* REQUIRED TASK
All of the material below is to be returned exactly.

[Data entries for graphics]
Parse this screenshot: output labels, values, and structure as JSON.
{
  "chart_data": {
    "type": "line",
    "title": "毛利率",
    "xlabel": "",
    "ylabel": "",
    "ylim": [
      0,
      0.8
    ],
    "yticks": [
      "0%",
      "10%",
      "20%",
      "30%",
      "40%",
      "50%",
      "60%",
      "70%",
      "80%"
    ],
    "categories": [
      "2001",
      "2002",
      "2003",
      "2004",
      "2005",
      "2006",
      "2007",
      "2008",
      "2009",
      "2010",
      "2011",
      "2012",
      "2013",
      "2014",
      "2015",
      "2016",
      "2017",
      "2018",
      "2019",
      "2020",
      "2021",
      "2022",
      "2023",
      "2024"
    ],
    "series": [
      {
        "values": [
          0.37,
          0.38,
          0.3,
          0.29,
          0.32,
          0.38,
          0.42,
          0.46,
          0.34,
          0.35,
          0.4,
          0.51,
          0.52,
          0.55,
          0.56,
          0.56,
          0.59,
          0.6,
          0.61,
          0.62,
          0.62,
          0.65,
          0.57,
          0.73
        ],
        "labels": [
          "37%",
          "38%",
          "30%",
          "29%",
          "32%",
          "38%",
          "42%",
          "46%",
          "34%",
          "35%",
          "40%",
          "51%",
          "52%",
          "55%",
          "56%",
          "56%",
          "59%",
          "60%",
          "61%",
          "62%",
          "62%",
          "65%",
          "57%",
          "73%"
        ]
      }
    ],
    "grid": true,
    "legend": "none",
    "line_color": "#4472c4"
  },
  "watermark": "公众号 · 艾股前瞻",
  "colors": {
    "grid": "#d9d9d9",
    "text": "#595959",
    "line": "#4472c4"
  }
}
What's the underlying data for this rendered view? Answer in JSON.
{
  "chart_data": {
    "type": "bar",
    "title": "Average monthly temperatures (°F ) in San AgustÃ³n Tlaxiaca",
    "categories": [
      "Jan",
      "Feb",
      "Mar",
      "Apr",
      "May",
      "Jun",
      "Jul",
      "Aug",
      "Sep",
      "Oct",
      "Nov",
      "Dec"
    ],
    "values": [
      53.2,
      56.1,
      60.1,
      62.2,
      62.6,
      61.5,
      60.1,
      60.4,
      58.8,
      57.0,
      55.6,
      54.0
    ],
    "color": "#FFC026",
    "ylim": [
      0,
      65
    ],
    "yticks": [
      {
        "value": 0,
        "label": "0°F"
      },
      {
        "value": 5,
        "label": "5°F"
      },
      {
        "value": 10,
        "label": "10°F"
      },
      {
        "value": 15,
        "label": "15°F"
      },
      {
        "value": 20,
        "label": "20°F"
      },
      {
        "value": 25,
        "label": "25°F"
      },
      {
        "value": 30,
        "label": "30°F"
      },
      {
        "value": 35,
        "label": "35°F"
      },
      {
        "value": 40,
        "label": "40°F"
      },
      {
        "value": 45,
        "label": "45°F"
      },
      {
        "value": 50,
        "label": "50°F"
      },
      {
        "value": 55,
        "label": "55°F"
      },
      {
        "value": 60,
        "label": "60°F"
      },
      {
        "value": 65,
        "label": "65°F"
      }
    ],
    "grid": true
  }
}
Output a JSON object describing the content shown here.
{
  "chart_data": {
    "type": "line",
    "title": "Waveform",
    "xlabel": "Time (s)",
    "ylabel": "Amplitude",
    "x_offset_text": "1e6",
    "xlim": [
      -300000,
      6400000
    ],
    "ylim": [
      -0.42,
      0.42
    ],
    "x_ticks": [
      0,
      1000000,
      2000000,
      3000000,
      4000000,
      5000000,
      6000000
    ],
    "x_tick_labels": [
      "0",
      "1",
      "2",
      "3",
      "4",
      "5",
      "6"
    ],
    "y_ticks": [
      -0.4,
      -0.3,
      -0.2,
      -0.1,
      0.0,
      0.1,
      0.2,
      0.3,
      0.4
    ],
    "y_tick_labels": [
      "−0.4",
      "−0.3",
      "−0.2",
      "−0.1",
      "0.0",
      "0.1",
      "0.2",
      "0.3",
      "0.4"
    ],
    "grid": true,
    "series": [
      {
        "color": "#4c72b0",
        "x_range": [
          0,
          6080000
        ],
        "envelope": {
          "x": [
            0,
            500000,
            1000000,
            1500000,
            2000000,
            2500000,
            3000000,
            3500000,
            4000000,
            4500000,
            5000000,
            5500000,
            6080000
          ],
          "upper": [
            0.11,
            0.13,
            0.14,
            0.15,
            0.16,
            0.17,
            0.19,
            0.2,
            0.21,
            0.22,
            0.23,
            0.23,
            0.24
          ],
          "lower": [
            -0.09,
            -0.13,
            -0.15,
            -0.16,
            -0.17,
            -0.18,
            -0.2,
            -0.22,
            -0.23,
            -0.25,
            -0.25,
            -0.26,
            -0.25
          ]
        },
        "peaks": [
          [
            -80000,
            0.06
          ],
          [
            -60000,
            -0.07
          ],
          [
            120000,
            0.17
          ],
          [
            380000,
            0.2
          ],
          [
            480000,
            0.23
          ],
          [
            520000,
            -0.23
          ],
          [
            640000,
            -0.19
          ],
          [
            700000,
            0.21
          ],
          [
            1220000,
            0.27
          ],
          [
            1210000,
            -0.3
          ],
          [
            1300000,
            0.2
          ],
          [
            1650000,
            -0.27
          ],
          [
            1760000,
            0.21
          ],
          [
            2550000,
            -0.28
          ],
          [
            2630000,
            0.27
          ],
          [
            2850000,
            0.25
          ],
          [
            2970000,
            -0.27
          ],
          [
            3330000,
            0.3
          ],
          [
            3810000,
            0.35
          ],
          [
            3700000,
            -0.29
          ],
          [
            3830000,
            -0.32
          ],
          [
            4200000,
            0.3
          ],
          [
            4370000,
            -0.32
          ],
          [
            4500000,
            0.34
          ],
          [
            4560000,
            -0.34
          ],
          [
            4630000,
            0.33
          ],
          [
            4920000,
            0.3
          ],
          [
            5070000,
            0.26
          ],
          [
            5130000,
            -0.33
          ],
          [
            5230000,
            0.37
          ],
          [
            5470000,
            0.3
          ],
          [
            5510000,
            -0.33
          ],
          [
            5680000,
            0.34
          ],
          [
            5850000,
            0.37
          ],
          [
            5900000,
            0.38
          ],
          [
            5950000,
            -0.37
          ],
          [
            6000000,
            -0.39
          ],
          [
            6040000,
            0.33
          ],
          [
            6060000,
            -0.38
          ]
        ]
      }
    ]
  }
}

* WRITTEN ANSWER
Parse this screenshot: output labels, values, and structure as JSON.
{
  "chart_data": {
    "type": "line",
    "title": "毛利率",
    "xlabel": "",
    "ylabel": "",
    "ylim": [
      0,
      0.8
    ],
    "yticks": [
      "0%",
      "10%",
      "20%",
      "30%",
      "40%",
      "50%",
      "60%",
      "70%",
      "80%"
    ],
    "categories": [
      "2001",
      "2002",
      "2003",
      "2004",
      "2005",
      "2006",
      "2007",
      "2008",
      "2009",
      "2010",
      "2011",
      "2012",
      "2013",
      "2014",
      "2015",
      "2016",
      "2017",
      "2018",
      "2019",
      "2020",
      "2021",
      "2022",
      "2023",
      "2024"
    ],
    "series": [
      {
        "values": [
          0.37,
          0.38,
          0.3,
          0.29,
          0.32,
          0.38,
          0.42,
          0.46,
          0.34,
          0.35,
          0.4,
          0.51,
          0.52,
          0.55,
          0.56,
          0.56,
          0.59,
          0.6,
          0.61,
          0.62,
          0.62,
          0.65,
          0.57,
          0.73
        ],
        "labels": [
          "37%",
          "38%",
          "30%",
          "29%",
          "32%",
          "38%",
          "42%",
          "46%",
          "34%",
          "35%",
          "40%",
          "51%",
          "52%",
          "55%",
          "56%",
          "56%",
          "59%",
          "60%",
          "61%",
          "62%",
          "62%",
          "65%",
          "57%",
          "73%"
        ]
      }
    ],
    "grid": true,
    "legend": "none",
    "line_color": "#4472c4"
  },
  "watermark": "公众号 · 艾股前瞻",
  "colors": {
    "grid": "#d9d9d9",
    "text": "#595959",
    "line": "#4472c4"
  }
}
What's the underlying data for this rendered view? Answer in JSON.
{
  "chart_data": {
    "type": "bar",
    "title": "Average monthly temperatures (°F ) in San AgustÃ³n Tlaxiaca",
    "categories": [
      "Jan",
      "Feb",
      "Mar",
      "Apr",
      "May",
      "Jun",
      "Jul",
      "Aug",
      "Sep",
      "Oct",
      "Nov",
      "Dec"
    ],
    "values": [
      53.2,
      56.1,
      60.1,
      62.2,
      62.6,
      61.5,
      60.1,
      60.4,
      58.8,
      57.0,
      55.6,
      54.0
    ],
    "color": "#FFC026",
    "ylim": [
      0,
      65
    ],
    "yticks": [
      {
        "value": 0,
        "label": "0°F"
      },
      {
        "value": 5,
        "label": "5°F"
      },
      {
        "value": 10,
        "label": "10°F"
      },
      {
        "value": 15,
        "label": "15°F"
      },
      {
        "value": 20,
        "label": "20°F"
      },
      {
        "value": 25,
        "label": "25°F"
      },
      {
        "value": 30,
        "label": "30°F"
      },
      {
        "value": 35,
        "label": "35°F"
      },
      {
        "value": 40,
        "label": "40°F"
      },
      {
        "value": 45,
        "label": "45°F"
      },
      {
        "value": 50,
        "label": "50°F"
      },
      {
        "value": 55,
        "label": "55°F"
      },
      {
        "value": 60,
        "label": "60°F"
      },
      {
        "value": 65,
        "label": "65°F"
      }
    ],
    "grid": true
  }
}
Output a JSON object describing the content shown here.
{
  "chart_data": {
    "type": "line",
    "title": "Waveform",
    "xlabel": "Time (s)",
    "ylabel": "Amplitude",
    "x_offset_text": "1e6",
    "xlim": [
      -300000,
      6400000
    ],
    "ylim": [
      -0.42,
      0.42
    ],
    "x_ticks": [
      0,
      1000000,
      2000000,
      3000000,
      4000000,
      5000000,
      6000000
    ],
    "x_tick_labels": [
      "0",
      "1",
      "2",
      "3",
      "4",
      "5",
      "6"
    ],
    "y_ticks": [
      -0.4,
      -0.3,
      -0.2,
      -0.1,
      0.0,
      0.1,
      0.2,
      0.3,
      0.4
    ],
    "y_tick_labels": [
      "−0.4",
      "−0.3",
      "−0.2",
      "−0.1",
      "0.0",
      "0.1",
      "0.2",
      "0.3",
      "0.4"
    ],
    "grid": true,
    "series": [
      {
        "color": "#4c72b0",
        "x_range": [
          0,
          6080000
        ],
        "envelope": {
          "x": [
            0,
            500000,
            1000000,
            1500000,
            2000000,
            2500000,
            3000000,
            3500000,
            4000000,
            4500000,
            5000000,
            5500000,
            6080000
          ],
          "upper": [
            0.11,
            0.13,
            0.14,
            0.15,
            0.16,
            0.17,
            0.19,
            0.2,
            0.21,
            0.22,
            0.23,
            0.23,
            0.24
          ],
          "lower": [
            -0.09,
            -0.13,
            -0.15,
            -0.16,
            -0.17,
            -0.18,
            -0.2,
            -0.22,
            -0.23,
            -0.25,
            -0.25,
            -0.26,
            -0.25
          ]
        },
        "peaks": [
          [
            -80000,
            0.06
          ],
          [
            -60000,
            -0.07
          ],
          [
            120000,
            0.17
          ],
          [
            380000,
            0.2
          ],
          [
            480000,
            0.23
          ],
          [
            520000,
            -0.23
          ],
          [
            640000,
            -0.19
          ],
          [
            700000,
            0.21
          ],
          [
            1220000,
            0.27
          ],
          [
            1210000,
            -0.3
          ],
          [
            1300000,
            0.2
          ],
          [
            1650000,
            -0.27
          ],
          [
            1760000,
            0.21
          ],
          [
            2550000,
            -0.28
          ],
          [
            2630000,
            0.27
          ],
          [
            2850000,
            0.25
          ],
          [
            2970000,
            -0.27
          ],
          [
            3330000,
            0.3
          ],
          [
            3810000,
            0.35
          ],
          [
            3700000,
            -0.29
          ],
          [
            3830000,
            -0.32
          ],
          [
            4200000,
            0.3
          ],
          [
            4370000,
            -0.32
          ],
          [
            4500000,
            0.34
          ],
          [
            4560000,
            -0.34
          ],
          [
            4630000,
            0.33
          ],
          [
            4920000,
            0.3
          ],
          [
            5070000,
            0.26
          ],
          [
            5130000,
            -0.33
          ],
          [
            5230000,
            0.37
          ],
          [
            5470000,
            0.3
          ],
          [
            5510000,
            -0.33
          ],
          [
            5680000,
            0.34
          ],
          [
            5850000,
            0.37
          ],
          [
            5900000,
            0.38
          ],
          [
            5950000,
            -0.37
          ],
          [
            6000000,
            -0.39
          ],
          [
            6040000,
            0.33
          ],
          [
            6060000,
            -0.38
          ]
        ]
      }
    ]
  }
}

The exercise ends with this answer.